Task material
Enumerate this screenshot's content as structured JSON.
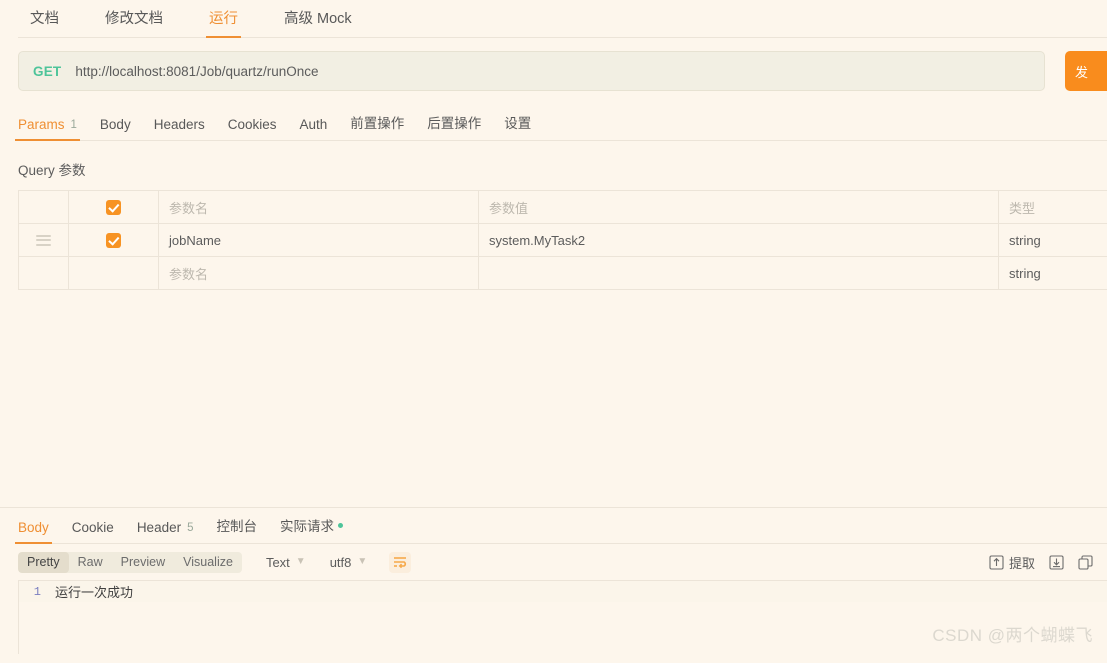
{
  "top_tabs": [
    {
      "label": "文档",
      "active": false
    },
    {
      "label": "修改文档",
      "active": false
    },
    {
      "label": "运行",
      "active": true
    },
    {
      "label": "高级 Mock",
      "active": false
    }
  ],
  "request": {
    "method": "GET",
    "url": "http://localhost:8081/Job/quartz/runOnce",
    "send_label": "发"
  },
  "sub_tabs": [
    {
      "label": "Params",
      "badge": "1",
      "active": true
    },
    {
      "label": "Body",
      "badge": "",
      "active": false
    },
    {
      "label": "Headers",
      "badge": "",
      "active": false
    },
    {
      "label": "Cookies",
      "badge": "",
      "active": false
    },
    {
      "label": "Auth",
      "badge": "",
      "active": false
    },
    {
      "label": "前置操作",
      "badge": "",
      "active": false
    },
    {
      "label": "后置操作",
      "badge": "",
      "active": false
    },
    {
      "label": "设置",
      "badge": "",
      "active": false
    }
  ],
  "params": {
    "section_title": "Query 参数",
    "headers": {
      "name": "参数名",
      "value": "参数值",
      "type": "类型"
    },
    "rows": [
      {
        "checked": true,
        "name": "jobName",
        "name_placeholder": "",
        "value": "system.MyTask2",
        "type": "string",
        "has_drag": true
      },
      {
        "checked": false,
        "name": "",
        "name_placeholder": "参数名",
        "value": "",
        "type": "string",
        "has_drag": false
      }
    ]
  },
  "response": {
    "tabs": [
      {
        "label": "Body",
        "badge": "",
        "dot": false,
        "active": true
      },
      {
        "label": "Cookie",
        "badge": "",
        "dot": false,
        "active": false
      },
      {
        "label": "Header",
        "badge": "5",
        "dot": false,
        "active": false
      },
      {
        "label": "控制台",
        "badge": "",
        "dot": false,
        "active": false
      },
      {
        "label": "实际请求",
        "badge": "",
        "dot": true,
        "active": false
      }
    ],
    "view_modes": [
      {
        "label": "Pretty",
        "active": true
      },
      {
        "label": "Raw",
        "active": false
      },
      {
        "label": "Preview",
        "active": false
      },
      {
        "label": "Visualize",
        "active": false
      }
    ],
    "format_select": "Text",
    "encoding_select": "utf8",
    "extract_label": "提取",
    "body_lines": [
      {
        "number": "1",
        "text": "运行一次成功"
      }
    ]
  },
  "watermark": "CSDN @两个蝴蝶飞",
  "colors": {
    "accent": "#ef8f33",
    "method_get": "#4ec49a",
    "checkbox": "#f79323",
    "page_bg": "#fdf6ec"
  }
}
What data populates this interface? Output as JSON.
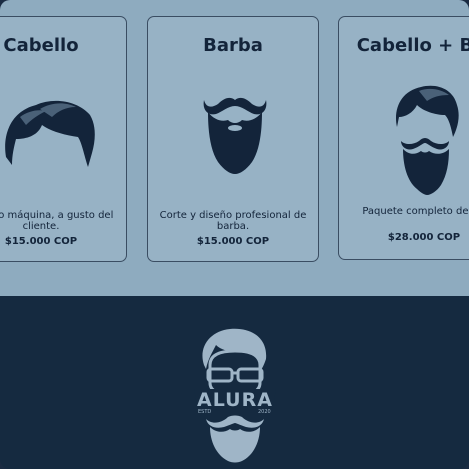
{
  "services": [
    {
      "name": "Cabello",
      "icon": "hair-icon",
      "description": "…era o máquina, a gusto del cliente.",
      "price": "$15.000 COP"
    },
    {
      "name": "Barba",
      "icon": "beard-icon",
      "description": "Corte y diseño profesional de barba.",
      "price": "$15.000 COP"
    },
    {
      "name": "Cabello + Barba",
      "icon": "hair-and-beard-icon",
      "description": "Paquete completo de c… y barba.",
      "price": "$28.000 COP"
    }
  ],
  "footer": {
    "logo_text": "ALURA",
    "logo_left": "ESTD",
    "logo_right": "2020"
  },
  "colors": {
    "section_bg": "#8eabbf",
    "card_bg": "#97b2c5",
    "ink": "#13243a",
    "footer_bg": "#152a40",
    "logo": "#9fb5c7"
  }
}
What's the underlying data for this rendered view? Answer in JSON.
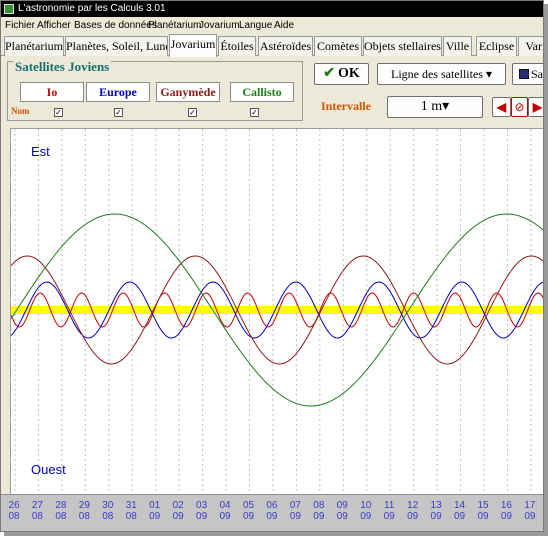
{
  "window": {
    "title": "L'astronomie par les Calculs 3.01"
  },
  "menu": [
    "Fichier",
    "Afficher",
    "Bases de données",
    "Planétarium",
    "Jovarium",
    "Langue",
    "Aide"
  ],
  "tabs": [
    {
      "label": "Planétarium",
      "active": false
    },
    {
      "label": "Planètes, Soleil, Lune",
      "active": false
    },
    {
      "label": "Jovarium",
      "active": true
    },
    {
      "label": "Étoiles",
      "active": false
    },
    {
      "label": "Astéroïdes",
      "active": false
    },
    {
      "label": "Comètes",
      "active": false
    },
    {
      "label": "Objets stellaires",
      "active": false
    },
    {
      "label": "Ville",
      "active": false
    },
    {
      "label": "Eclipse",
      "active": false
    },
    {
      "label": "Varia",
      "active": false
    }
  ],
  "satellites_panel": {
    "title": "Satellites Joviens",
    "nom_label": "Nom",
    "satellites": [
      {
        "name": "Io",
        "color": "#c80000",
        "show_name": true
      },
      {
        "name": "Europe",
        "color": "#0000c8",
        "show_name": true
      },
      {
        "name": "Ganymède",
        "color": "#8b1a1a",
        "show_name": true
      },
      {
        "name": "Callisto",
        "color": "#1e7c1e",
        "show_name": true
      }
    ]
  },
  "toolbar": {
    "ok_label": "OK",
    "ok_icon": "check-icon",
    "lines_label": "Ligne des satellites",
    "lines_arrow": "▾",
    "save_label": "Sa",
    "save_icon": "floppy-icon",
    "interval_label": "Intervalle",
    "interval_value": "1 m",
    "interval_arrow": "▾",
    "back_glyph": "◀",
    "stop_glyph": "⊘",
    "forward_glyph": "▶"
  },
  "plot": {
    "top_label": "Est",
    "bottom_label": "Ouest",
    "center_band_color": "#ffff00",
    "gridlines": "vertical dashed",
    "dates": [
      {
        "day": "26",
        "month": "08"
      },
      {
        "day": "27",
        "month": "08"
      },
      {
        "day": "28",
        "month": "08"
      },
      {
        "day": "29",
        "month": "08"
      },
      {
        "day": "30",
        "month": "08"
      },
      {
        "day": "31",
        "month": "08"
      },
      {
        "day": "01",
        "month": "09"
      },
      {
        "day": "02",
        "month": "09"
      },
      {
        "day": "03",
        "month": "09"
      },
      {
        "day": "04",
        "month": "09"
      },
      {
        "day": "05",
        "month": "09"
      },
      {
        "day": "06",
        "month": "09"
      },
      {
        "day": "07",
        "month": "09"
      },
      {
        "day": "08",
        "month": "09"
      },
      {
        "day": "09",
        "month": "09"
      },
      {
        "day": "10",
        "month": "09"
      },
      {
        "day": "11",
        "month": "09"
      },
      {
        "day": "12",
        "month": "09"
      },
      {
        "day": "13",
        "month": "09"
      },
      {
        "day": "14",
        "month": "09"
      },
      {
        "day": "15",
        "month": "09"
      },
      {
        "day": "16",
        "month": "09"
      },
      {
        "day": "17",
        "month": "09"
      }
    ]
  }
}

What is asked
Which lines contain "data"? Copy each of them out.

Answer to the exercise
What data populates this interface? Output as JSON.
What's the underlying data for this rendered view? Answer in JSON.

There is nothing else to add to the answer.